Task prompt: Could you write out every entry exactly as it stands?

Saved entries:
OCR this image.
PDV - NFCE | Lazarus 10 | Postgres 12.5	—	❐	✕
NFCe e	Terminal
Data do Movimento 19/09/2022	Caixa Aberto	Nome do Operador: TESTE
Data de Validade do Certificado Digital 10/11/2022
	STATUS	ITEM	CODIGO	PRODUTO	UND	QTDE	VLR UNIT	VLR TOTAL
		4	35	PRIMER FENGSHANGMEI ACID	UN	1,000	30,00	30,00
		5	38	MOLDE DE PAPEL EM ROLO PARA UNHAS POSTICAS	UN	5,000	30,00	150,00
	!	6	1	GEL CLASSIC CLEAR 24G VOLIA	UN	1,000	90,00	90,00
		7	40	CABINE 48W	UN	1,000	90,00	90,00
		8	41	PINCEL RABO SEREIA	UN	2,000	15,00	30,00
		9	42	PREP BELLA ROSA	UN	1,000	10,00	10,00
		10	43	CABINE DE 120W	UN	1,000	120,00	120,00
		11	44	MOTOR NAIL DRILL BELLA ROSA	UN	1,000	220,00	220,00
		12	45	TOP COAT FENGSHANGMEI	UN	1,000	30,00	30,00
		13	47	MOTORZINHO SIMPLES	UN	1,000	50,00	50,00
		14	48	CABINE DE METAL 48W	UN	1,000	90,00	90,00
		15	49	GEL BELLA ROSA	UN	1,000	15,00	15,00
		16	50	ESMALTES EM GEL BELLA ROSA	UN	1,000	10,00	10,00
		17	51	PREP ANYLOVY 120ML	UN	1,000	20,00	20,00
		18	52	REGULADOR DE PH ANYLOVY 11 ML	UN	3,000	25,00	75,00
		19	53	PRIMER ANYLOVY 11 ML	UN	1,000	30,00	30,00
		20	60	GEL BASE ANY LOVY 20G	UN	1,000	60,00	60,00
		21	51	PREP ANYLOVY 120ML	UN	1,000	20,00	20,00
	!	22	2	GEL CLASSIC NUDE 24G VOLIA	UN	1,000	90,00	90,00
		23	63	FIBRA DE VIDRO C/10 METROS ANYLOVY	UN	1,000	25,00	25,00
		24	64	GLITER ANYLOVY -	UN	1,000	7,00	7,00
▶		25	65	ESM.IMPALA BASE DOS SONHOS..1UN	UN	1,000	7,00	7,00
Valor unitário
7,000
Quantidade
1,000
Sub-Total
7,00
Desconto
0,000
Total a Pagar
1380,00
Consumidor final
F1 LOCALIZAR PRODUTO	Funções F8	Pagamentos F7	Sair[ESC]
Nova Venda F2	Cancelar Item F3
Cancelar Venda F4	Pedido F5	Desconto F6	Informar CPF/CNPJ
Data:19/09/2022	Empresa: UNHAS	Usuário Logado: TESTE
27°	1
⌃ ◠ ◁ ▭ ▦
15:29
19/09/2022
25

Answer for this exercise:
OCR this image.
PDV - NFCE | Lazarus 10 | Postgres 12.5	—	❐	✕
NFCe e	Terminal
Data do Movimento 19/09/2022	Caixa Aberto	Nome do Operador: TESTE
Data de Validade do Certificado Digital 10/11/2022
	STATUS	ITEM	CODIGO	PRODUTO	UND	QTDE	VLR UNIT	VLR TOTAL
		4	35	PRIMER FENGSHANGMEI ACID	UN	1,000	30,00	30,00
		5	38	MOLDE DE PAPEL EM ROLO PARA UNHAS POSTICAS	UN	5,000	30,00	150,00
	!	6	1	GEL CLASSIC CLEAR 24G VOLIA	UN	1,000	90,00	90,00
		7	40	CABINE 48W	UN	1,000	90,00	90,00
		8	41	PINCEL RABO SEREIA	UN	2,000	15,00	30,00
		9	42	PREP BELLA ROSA	UN	1,000	10,00	10,00
		10	43	CABINE DE 120W	UN	1,000	120,00	120,00
		11	44	MOTOR NAIL DRILL BELLA ROSA	UN	1,000	220,00	220,00
		12	45	TOP COAT FENGSHANGMEI	UN	1,000	30,00	30,00
		13	47	MOTORZINHO SIMPLES	UN	1,000	50,00	50,00
		14	48	CABINE DE METAL 48W	UN	1,000	90,00	90,00
		15	49	GEL BELLA ROSA	UN	1,000	15,00	15,00
		16	50	ESMALTES EM GEL BELLA ROSA	UN	1,000	10,00	10,00
		17	51	PREP ANYLOVY 120ML	UN	1,000	20,00	20,00
		18	52	REGULADOR DE PH ANYLOVY 11 ML	UN	3,000	25,00	75,00
		19	53	PRIMER ANYLOVY 11 ML	UN	1,000	30,00	30,00
		20	60	GEL BASE ANY LOVY 20G	UN	1,000	60,00	60,00
		21	51	PREP ANYLOVY 120ML	UN	1,000	20,00	20,00
	!	22	2	GEL CLASSIC NUDE 24G VOLIA	UN	1,000	90,00	90,00
		23	63	FIBRA DE VIDRO C/10 METROS ANYLOVY	UN	1,000	25,00	25,00
		24	64	GLITER ANYLOVY -	UN	1,000	7,00	7,00
▶		25	65	ESM.IMPALA BASE DOS SONHOS..1UN	UN	1,000	7,00	7,00
Valor unitário
7,000
Quantidade
1,000
Sub-Total
7,00
Desconto
0,000
Total a Pagar
1380,00
Consumidor final
F1 LOCALIZAR PRODUTO	Funções F8	Pagamentos F7	Sair[ESC]
Nova Venda F2	Cancelar Item F3
Cancelar Venda F4	Pedido F5	Desconto F6	Informar CPF/CNPJ
Data:19/09/2022	Empresa: UNHAS	Usuário Logado: TESTE
27°	1
⌃ ◠ ◁ ▭ ▦
15:29
19/09/2022
25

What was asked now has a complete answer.